▸ **What the exercise asks**
Please find all lines in the data that hold the string "Choose" and copy them.

[Data excerpts]
***

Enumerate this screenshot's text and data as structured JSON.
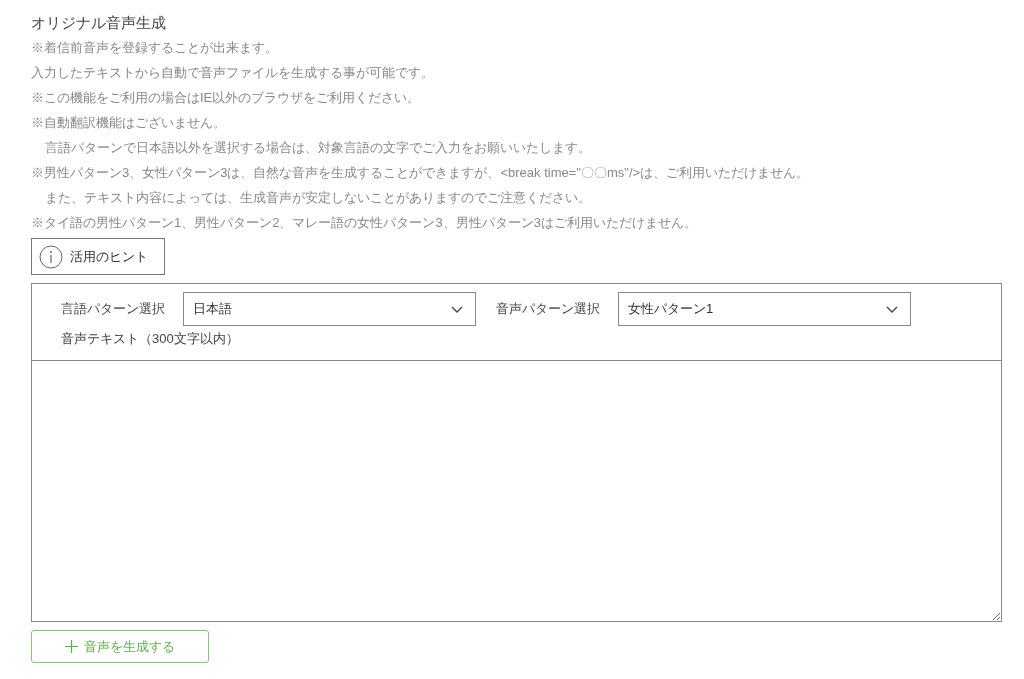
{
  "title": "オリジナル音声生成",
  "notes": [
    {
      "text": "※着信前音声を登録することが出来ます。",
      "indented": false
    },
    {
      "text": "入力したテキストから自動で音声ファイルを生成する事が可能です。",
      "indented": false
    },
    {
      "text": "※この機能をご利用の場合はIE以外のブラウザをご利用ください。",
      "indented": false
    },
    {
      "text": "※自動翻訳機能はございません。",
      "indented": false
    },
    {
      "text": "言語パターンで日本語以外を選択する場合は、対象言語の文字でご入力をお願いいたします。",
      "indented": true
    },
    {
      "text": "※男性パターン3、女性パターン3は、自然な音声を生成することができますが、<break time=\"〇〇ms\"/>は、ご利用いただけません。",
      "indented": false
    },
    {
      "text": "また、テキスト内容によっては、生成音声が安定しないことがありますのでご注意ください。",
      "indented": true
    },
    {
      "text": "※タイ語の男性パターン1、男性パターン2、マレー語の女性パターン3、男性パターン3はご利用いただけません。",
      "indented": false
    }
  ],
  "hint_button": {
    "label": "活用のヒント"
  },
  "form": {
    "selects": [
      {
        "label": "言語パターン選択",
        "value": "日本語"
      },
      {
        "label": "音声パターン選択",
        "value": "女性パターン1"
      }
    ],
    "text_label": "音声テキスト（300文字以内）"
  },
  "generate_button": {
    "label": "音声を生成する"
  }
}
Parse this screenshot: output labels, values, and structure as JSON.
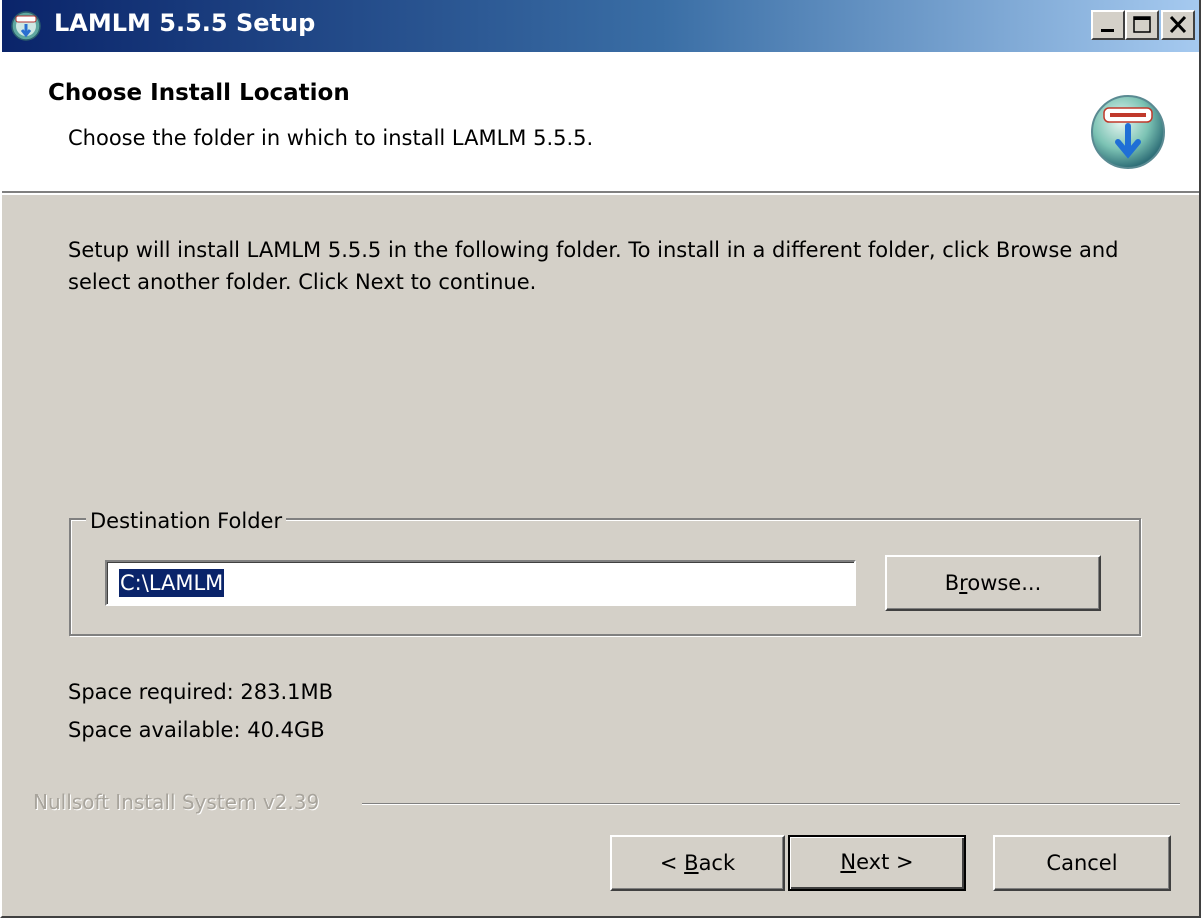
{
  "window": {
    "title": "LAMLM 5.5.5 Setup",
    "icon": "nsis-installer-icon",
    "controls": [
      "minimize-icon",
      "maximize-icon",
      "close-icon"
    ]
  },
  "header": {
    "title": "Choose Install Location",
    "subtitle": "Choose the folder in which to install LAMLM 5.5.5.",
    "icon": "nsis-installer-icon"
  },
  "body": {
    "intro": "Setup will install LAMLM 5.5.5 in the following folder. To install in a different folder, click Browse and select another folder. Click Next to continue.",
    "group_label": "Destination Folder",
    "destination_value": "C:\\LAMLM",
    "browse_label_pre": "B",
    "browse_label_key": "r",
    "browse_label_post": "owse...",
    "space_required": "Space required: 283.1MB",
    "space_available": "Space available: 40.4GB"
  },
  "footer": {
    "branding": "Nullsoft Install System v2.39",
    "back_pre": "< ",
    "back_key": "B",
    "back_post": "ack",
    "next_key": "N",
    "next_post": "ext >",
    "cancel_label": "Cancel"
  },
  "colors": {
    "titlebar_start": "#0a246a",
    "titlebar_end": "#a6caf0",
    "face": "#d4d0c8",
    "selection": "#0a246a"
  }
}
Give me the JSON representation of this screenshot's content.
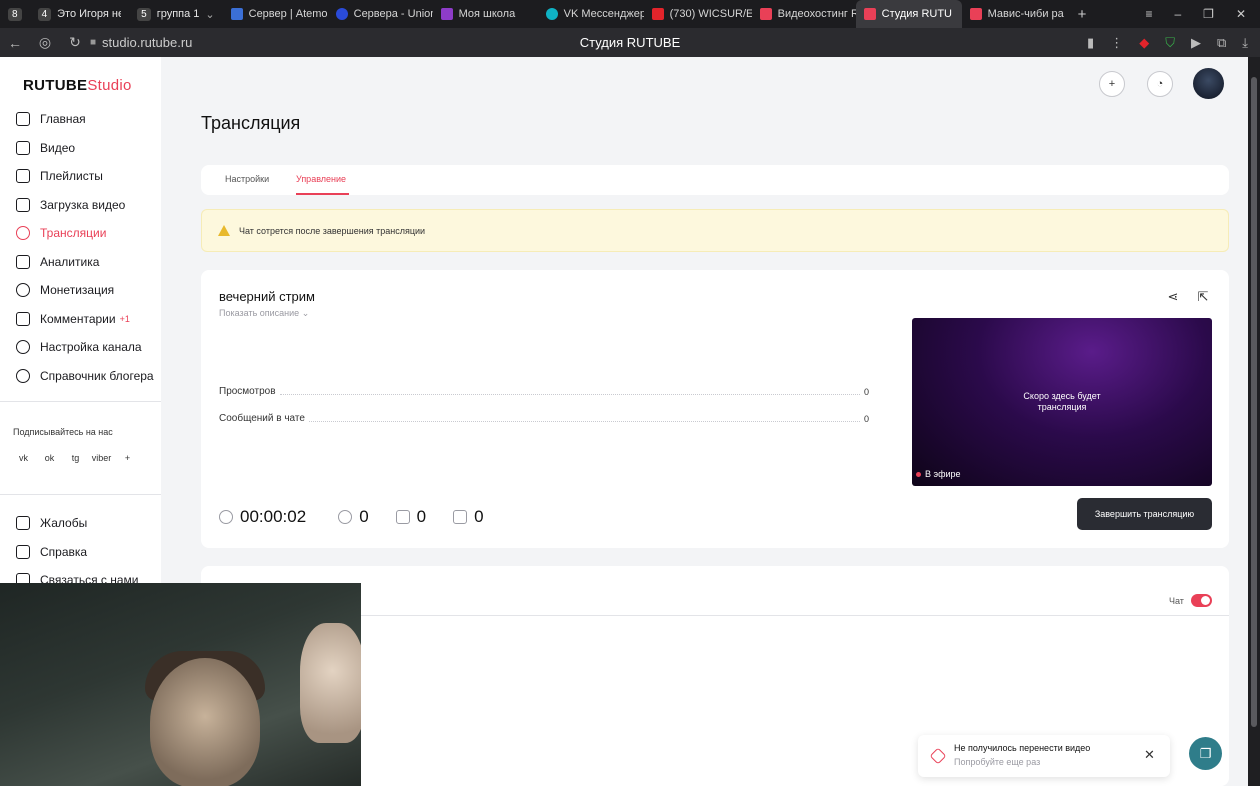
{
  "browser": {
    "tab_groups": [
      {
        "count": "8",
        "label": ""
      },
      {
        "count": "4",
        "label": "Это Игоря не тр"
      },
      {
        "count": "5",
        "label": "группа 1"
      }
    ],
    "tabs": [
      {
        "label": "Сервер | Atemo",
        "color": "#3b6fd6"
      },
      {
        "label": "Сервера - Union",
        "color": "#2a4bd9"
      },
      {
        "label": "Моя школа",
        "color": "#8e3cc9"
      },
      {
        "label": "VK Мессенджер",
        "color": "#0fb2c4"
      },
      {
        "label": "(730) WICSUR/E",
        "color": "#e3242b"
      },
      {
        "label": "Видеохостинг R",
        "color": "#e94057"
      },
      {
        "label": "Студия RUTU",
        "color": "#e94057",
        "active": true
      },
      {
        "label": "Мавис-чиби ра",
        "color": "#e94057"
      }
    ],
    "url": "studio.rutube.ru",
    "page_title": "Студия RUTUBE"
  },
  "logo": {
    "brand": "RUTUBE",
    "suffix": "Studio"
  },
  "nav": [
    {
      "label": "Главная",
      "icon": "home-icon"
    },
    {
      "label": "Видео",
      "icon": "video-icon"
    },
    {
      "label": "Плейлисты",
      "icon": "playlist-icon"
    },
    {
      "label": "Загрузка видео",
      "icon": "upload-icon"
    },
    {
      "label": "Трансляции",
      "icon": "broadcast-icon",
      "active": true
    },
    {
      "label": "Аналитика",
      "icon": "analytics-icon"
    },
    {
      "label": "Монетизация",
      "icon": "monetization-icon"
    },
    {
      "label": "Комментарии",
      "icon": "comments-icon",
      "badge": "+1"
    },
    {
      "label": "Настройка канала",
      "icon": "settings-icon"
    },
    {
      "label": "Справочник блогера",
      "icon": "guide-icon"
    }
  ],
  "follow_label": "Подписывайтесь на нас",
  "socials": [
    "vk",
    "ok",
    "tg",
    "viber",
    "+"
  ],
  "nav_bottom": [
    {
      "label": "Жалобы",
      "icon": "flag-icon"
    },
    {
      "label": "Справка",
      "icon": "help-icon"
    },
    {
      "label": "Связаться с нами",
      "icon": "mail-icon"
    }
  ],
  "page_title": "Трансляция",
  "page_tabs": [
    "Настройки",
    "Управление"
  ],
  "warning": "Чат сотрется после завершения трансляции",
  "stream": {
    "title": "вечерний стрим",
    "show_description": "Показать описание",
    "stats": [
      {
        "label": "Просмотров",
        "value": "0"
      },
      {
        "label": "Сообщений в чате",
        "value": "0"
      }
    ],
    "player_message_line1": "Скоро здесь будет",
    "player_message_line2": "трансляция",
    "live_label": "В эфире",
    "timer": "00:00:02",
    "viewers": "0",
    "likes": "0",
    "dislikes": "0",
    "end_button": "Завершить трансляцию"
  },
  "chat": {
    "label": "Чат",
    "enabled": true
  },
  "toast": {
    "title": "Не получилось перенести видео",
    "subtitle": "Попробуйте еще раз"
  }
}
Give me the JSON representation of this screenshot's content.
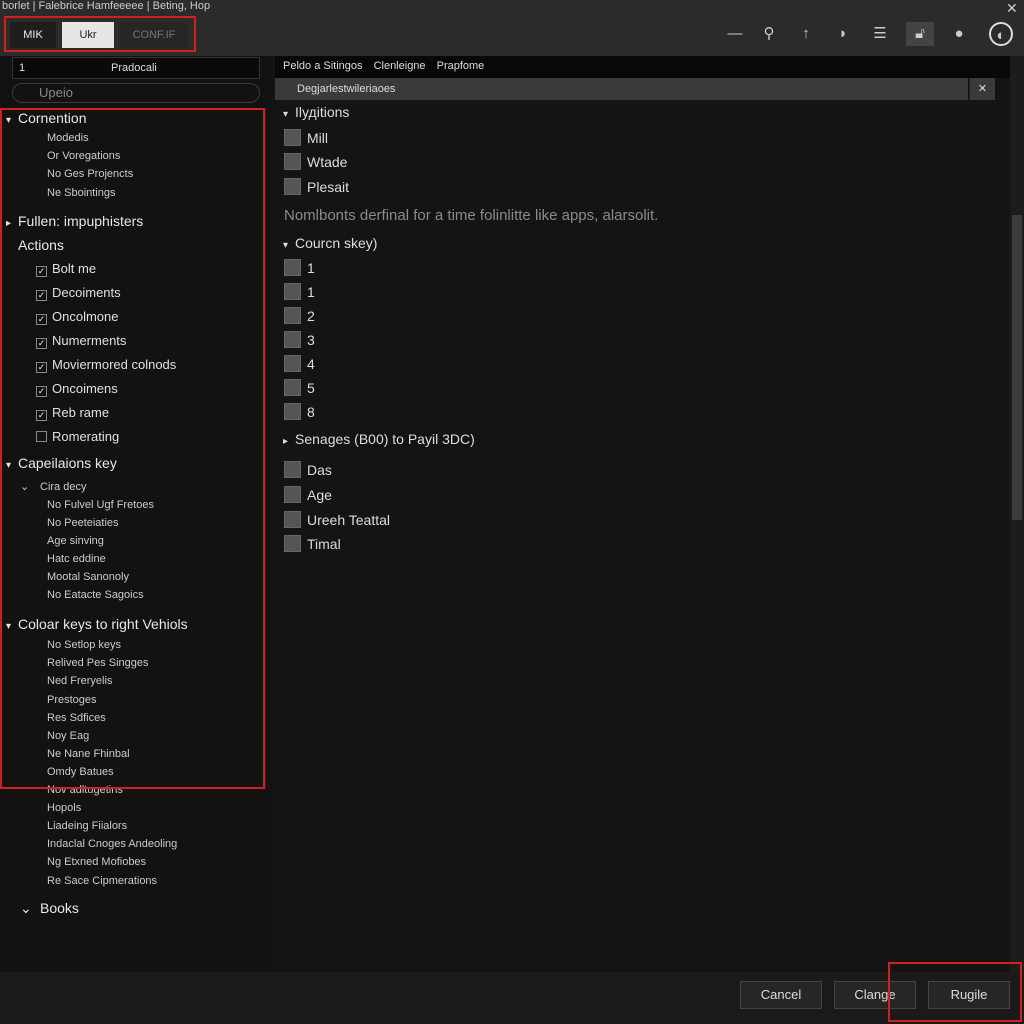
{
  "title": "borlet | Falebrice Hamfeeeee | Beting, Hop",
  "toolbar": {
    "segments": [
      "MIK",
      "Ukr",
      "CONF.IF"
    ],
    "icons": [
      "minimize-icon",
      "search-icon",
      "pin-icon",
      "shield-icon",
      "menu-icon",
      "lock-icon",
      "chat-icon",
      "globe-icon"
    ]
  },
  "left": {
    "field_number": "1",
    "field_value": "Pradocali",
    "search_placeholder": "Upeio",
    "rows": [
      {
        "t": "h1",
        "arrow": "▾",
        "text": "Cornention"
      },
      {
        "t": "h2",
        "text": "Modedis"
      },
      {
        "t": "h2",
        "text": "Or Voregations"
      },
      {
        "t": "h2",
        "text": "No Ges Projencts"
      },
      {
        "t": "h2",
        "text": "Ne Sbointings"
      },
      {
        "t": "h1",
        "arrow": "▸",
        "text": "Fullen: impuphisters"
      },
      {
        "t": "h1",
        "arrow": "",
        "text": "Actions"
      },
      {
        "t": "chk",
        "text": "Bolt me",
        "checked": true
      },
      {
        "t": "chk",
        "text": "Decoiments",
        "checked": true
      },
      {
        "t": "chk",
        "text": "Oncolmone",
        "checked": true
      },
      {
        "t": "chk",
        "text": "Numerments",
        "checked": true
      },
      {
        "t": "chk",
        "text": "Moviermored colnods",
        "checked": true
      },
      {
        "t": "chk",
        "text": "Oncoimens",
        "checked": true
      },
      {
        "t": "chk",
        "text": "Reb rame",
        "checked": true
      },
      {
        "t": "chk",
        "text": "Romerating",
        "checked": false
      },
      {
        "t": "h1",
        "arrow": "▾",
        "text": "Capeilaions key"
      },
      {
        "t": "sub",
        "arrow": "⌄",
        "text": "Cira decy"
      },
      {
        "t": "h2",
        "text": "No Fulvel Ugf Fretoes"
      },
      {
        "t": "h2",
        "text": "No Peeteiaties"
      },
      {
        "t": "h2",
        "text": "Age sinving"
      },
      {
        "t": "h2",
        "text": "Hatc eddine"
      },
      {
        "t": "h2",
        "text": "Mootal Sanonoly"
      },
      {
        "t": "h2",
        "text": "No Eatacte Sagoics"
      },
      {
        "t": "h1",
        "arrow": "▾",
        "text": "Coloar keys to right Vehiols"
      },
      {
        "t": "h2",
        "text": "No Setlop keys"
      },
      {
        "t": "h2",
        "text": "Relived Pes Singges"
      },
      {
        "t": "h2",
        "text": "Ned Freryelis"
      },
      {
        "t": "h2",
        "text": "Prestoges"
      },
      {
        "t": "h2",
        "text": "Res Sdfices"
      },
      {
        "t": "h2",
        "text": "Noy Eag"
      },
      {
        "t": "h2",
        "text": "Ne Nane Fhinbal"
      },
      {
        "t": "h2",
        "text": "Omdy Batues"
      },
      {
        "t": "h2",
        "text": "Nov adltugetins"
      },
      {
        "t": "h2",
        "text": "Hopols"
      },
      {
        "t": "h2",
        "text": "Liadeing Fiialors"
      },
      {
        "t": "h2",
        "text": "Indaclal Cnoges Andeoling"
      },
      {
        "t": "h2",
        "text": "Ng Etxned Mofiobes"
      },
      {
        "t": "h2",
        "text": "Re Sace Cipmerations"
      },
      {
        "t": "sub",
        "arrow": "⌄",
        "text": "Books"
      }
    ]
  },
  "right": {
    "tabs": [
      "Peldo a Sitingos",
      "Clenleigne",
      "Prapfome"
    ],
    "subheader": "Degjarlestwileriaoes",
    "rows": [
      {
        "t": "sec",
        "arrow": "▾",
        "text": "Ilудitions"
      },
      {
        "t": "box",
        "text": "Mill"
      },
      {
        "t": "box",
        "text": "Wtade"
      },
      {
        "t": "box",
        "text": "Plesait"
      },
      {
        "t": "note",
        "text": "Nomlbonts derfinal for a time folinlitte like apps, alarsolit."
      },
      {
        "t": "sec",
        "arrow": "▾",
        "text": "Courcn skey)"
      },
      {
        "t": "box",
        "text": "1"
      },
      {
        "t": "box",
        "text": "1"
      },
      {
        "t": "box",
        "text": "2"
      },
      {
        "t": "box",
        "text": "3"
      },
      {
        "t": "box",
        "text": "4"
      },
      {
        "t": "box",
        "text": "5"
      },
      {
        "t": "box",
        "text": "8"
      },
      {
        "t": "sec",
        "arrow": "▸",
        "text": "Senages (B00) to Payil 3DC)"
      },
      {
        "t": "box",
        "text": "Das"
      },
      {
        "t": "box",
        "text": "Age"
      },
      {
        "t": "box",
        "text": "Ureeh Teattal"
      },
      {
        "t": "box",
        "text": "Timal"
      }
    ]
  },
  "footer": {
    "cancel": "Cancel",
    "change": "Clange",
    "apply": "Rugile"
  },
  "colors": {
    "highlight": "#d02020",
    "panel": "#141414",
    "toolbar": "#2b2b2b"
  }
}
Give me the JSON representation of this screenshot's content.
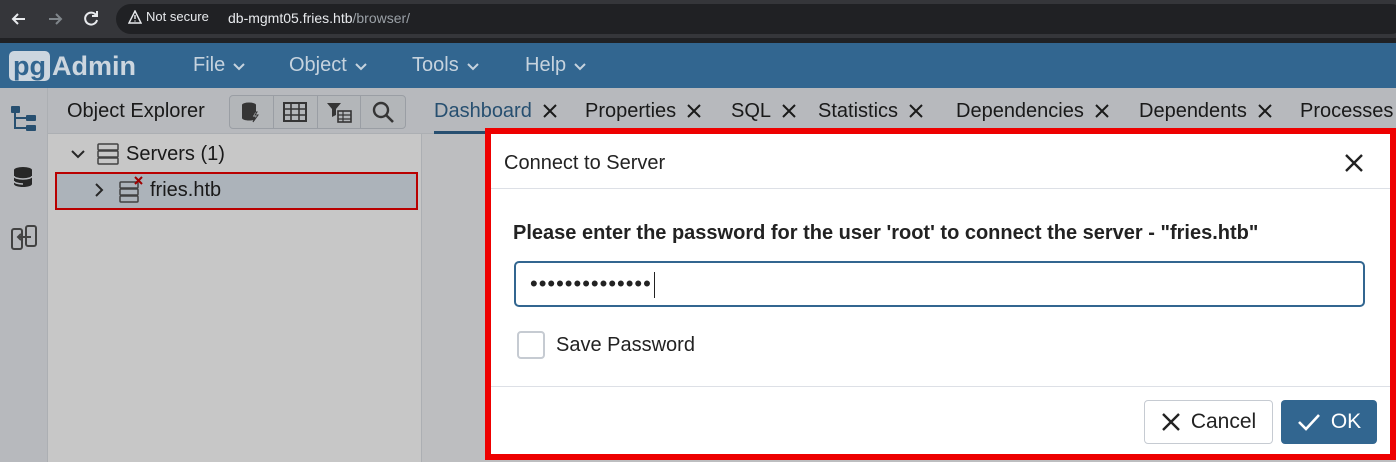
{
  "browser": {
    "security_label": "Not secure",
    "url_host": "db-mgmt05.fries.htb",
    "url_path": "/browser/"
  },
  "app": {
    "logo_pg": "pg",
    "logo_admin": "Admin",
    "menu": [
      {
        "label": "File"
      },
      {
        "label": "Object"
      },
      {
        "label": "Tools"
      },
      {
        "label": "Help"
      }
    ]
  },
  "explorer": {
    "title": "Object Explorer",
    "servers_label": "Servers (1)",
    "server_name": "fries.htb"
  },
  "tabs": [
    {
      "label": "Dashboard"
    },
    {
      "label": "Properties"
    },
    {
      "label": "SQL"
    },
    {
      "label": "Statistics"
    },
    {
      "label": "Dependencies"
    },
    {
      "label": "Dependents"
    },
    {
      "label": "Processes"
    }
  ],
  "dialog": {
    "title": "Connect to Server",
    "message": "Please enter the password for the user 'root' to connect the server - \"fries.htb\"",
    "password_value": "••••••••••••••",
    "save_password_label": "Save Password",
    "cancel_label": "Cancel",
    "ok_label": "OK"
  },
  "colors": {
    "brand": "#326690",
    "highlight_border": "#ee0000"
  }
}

***

▸ **Answer to the problem**
    "title": "Choose Install Location",
    "subtitle": "Choose the folder in which to install LAMLM 5.5.5.",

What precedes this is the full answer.